Written instruction
Everything in the listing should be restated word for word.

Input records
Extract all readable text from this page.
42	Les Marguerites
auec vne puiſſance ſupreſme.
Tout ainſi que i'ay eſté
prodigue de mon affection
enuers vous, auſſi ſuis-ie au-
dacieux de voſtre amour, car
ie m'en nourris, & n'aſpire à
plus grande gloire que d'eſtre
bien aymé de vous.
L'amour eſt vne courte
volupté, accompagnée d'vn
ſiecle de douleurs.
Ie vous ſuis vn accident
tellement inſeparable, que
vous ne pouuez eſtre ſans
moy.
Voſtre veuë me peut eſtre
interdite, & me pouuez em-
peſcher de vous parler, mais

Solution
Extract all readable text from this page.
42	Les Marguerites
auec vne puiſſance ſupreſme.
Tout ainſi que i'ay eſté
prodigue de mon affection
enuers vous, auſſi ſuis-ie au-
dacieux de voſtre amour, car
ie m'en nourris, & n'aſpire à
plus grande gloire que d'eſtre
bien aymé de vous.
L'amour eſt vne courte
volupté, accompagnée d'vn
ſiecle de douleurs.
Ie vous ſuis vn accident
tellement inſeparable, que
vous ne pouuez eſtre ſans
moy.
Voſtre veuë me peut eſtre
interdite, & me pouuez em-
peſcher de vous parler, mais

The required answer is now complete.